What needs to be done :: All of the material below is to be returned exactly.
○ ○ ○ ○ ○ ○ ○
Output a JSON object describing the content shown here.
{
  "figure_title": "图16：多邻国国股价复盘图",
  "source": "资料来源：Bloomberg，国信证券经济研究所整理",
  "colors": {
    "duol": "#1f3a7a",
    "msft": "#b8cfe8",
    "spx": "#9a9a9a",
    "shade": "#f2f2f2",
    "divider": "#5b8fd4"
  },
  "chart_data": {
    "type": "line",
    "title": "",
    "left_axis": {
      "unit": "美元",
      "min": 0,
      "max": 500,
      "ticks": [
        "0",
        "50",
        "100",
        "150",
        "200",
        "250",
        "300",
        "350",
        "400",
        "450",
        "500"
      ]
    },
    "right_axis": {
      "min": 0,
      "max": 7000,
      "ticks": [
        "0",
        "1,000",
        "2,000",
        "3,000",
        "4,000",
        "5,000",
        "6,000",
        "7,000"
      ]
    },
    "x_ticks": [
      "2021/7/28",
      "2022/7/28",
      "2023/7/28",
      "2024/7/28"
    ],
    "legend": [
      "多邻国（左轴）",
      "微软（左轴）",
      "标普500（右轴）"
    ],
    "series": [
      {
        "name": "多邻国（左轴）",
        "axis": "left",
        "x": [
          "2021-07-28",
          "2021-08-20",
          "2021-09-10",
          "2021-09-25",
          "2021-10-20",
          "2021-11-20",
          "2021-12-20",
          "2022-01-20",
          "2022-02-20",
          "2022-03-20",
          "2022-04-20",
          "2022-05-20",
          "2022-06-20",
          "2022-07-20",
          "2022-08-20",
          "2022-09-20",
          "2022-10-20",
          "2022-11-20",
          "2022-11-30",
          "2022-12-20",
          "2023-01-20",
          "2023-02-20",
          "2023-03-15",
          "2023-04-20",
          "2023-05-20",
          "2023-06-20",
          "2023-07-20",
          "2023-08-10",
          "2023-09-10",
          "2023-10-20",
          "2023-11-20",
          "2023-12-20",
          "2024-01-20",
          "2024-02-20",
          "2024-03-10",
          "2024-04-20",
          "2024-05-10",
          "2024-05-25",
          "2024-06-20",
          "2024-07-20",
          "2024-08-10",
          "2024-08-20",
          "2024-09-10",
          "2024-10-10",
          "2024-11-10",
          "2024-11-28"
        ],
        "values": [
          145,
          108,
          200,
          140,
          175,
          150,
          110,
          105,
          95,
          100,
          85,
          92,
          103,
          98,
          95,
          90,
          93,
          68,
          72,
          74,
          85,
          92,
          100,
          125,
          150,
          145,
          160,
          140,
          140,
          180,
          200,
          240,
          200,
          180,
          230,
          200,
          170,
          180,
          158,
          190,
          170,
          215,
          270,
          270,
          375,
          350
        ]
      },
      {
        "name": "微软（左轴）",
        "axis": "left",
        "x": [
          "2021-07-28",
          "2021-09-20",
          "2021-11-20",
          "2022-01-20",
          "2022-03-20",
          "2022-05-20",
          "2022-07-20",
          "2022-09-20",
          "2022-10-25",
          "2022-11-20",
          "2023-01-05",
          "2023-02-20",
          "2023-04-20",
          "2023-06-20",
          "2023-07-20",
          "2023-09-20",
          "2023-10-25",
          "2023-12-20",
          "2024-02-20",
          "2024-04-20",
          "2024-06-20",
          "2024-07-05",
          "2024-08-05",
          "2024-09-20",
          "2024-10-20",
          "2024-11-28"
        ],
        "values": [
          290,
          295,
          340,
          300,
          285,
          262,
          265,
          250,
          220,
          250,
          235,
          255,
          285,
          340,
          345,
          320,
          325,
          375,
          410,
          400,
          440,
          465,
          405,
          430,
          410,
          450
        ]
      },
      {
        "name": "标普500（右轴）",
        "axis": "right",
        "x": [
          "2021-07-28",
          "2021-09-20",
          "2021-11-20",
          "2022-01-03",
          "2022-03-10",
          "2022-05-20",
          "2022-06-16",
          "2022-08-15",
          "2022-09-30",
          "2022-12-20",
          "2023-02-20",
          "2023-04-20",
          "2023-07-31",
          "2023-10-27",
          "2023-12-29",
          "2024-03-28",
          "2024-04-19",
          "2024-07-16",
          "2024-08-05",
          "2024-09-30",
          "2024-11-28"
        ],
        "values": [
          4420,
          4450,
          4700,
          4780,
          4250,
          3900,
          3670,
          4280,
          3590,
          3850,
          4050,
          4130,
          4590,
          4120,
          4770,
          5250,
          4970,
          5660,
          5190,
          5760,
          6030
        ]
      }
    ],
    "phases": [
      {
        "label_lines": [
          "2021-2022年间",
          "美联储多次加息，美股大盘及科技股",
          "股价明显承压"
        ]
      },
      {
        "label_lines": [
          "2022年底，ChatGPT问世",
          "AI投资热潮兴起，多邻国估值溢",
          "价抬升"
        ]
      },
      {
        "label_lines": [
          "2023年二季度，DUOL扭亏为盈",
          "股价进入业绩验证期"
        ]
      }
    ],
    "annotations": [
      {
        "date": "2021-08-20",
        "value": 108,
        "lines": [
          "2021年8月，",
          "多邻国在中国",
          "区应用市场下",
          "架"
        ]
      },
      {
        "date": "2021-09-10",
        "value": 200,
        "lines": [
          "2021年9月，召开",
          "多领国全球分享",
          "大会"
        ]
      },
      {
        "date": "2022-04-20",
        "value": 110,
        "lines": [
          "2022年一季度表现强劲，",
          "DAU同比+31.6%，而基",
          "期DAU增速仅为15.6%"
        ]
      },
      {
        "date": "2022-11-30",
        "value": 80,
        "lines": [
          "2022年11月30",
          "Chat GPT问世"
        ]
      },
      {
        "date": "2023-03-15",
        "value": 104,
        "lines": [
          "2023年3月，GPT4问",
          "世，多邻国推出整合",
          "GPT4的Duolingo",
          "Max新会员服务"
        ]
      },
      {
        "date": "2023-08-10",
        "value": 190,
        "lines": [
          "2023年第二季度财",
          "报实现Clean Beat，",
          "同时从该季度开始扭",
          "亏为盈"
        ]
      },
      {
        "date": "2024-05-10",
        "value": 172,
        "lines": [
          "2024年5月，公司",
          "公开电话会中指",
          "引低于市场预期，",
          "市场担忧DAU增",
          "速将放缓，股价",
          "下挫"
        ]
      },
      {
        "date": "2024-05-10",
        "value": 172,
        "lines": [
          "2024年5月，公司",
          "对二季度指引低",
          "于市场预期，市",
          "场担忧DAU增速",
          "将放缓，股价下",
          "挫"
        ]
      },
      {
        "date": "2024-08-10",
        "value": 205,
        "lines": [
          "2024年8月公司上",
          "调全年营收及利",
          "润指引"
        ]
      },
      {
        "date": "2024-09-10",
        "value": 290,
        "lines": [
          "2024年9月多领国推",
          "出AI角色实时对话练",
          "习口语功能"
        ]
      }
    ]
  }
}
○ ○ ○ ○ ○ ○ ○
Correct response ::
Output a JSON object describing the content shown here.
{
  "figure_title": "图16：多邻国国股价复盘图",
  "source": "资料来源：Bloomberg，国信证券经济研究所整理",
  "colors": {
    "duol": "#1f3a7a",
    "msft": "#b8cfe8",
    "spx": "#9a9a9a",
    "shade": "#f2f2f2",
    "divider": "#5b8fd4"
  },
  "chart_data": {
    "type": "line",
    "title": "",
    "left_axis": {
      "unit": "美元",
      "min": 0,
      "max": 500,
      "ticks": [
        "0",
        "50",
        "100",
        "150",
        "200",
        "250",
        "300",
        "350",
        "400",
        "450",
        "500"
      ]
    },
    "right_axis": {
      "min": 0,
      "max": 7000,
      "ticks": [
        "0",
        "1,000",
        "2,000",
        "3,000",
        "4,000",
        "5,000",
        "6,000",
        "7,000"
      ]
    },
    "x_ticks": [
      "2021/7/28",
      "2022/7/28",
      "2023/7/28",
      "2024/7/28"
    ],
    "legend": [
      "多邻国（左轴）",
      "微软（左轴）",
      "标普500（右轴）"
    ],
    "series": [
      {
        "name": "多邻国（左轴）",
        "axis": "left",
        "x": [
          "2021-07-28",
          "2021-08-20",
          "2021-09-10",
          "2021-09-25",
          "2021-10-20",
          "2021-11-20",
          "2021-12-20",
          "2022-01-20",
          "2022-02-20",
          "2022-03-20",
          "2022-04-20",
          "2022-05-20",
          "2022-06-20",
          "2022-07-20",
          "2022-08-20",
          "2022-09-20",
          "2022-10-20",
          "2022-11-20",
          "2022-11-30",
          "2022-12-20",
          "2023-01-20",
          "2023-02-20",
          "2023-03-15",
          "2023-04-20",
          "2023-05-20",
          "2023-06-20",
          "2023-07-20",
          "2023-08-10",
          "2023-09-10",
          "2023-10-20",
          "2023-11-20",
          "2023-12-20",
          "2024-01-20",
          "2024-02-20",
          "2024-03-10",
          "2024-04-20",
          "2024-05-10",
          "2024-05-25",
          "2024-06-20",
          "2024-07-20",
          "2024-08-10",
          "2024-08-20",
          "2024-09-10",
          "2024-10-10",
          "2024-11-10",
          "2024-11-28"
        ],
        "values": [
          145,
          108,
          200,
          140,
          175,
          150,
          110,
          105,
          95,
          100,
          85,
          92,
          103,
          98,
          95,
          90,
          93,
          68,
          72,
          74,
          85,
          92,
          100,
          125,
          150,
          145,
          160,
          140,
          140,
          180,
          200,
          240,
          200,
          180,
          230,
          200,
          170,
          180,
          158,
          190,
          170,
          215,
          270,
          270,
          375,
          350
        ]
      },
      {
        "name": "微软（左轴）",
        "axis": "left",
        "x": [
          "2021-07-28",
          "2021-09-20",
          "2021-11-20",
          "2022-01-20",
          "2022-03-20",
          "2022-05-20",
          "2022-07-20",
          "2022-09-20",
          "2022-10-25",
          "2022-11-20",
          "2023-01-05",
          "2023-02-20",
          "2023-04-20",
          "2023-06-20",
          "2023-07-20",
          "2023-09-20",
          "2023-10-25",
          "2023-12-20",
          "2024-02-20",
          "2024-04-20",
          "2024-06-20",
          "2024-07-05",
          "2024-08-05",
          "2024-09-20",
          "2024-10-20",
          "2024-11-28"
        ],
        "values": [
          290,
          295,
          340,
          300,
          285,
          262,
          265,
          250,
          220,
          250,
          235,
          255,
          285,
          340,
          345,
          320,
          325,
          375,
          410,
          400,
          440,
          465,
          405,
          430,
          410,
          450
        ]
      },
      {
        "name": "标普500（右轴）",
        "axis": "right",
        "x": [
          "2021-07-28",
          "2021-09-20",
          "2021-11-20",
          "2022-01-03",
          "2022-03-10",
          "2022-05-20",
          "2022-06-16",
          "2022-08-15",
          "2022-09-30",
          "2022-12-20",
          "2023-02-20",
          "2023-04-20",
          "2023-07-31",
          "2023-10-27",
          "2023-12-29",
          "2024-03-28",
          "2024-04-19",
          "2024-07-16",
          "2024-08-05",
          "2024-09-30",
          "2024-11-28"
        ],
        "values": [
          4420,
          4450,
          4700,
          4780,
          4250,
          3900,
          3670,
          4280,
          3590,
          3850,
          4050,
          4130,
          4590,
          4120,
          4770,
          5250,
          4970,
          5660,
          5190,
          5760,
          6030
        ]
      }
    ],
    "phases": [
      {
        "label_lines": [
          "2021-2022年间",
          "美联储多次加息，美股大盘及科技股",
          "股价明显承压"
        ]
      },
      {
        "label_lines": [
          "2022年底，ChatGPT问世",
          "AI投资热潮兴起，多邻国估值溢",
          "价抬升"
        ]
      },
      {
        "label_lines": [
          "2023年二季度，DUOL扭亏为盈",
          "股价进入业绩验证期"
        ]
      }
    ],
    "annotations": [
      {
        "date": "2021-08-20",
        "value": 108,
        "lines": [
          "2021年8月，",
          "多邻国在中国",
          "区应用市场下",
          "架"
        ]
      },
      {
        "date": "2021-09-10",
        "value": 200,
        "lines": [
          "2021年9月，召开",
          "多领国全球分享",
          "大会"
        ]
      },
      {
        "date": "2022-04-20",
        "value": 110,
        "lines": [
          "2022年一季度表现强劲，",
          "DAU同比+31.6%，而基",
          "期DAU增速仅为15.6%"
        ]
      },
      {
        "date": "2022-11-30",
        "value": 80,
        "lines": [
          "2022年11月30",
          "Chat GPT问世"
        ]
      },
      {
        "date": "2023-03-15",
        "value": 104,
        "lines": [
          "2023年3月，GPT4问",
          "世，多邻国推出整合",
          "GPT4的Duolingo",
          "Max新会员服务"
        ]
      },
      {
        "date": "2023-08-10",
        "value": 190,
        "lines": [
          "2023年第二季度财",
          "报实现Clean Beat，",
          "同时从该季度开始扭",
          "亏为盈"
        ]
      },
      {
        "date": "2024-05-10",
        "value": 172,
        "lines": [
          "2024年5月，公司",
          "公开电话会中指",
          "引低于市场预期，",
          "市场担忧DAU增",
          "速将放缓，股价",
          "下挫"
        ]
      },
      {
        "date": "2024-05-10",
        "value": 172,
        "lines": [
          "2024年5月，公司",
          "对二季度指引低",
          "于市场预期，市",
          "场担忧DAU增速",
          "将放缓，股价下",
          "挫"
        ]
      },
      {
        "date": "2024-08-10",
        "value": 205,
        "lines": [
          "2024年8月公司上",
          "调全年营收及利",
          "润指引"
        ]
      },
      {
        "date": "2024-09-10",
        "value": 290,
        "lines": [
          "2024年9月多领国推",
          "出AI角色实时对话练",
          "习口语功能"
        ]
      }
    ]
  }
}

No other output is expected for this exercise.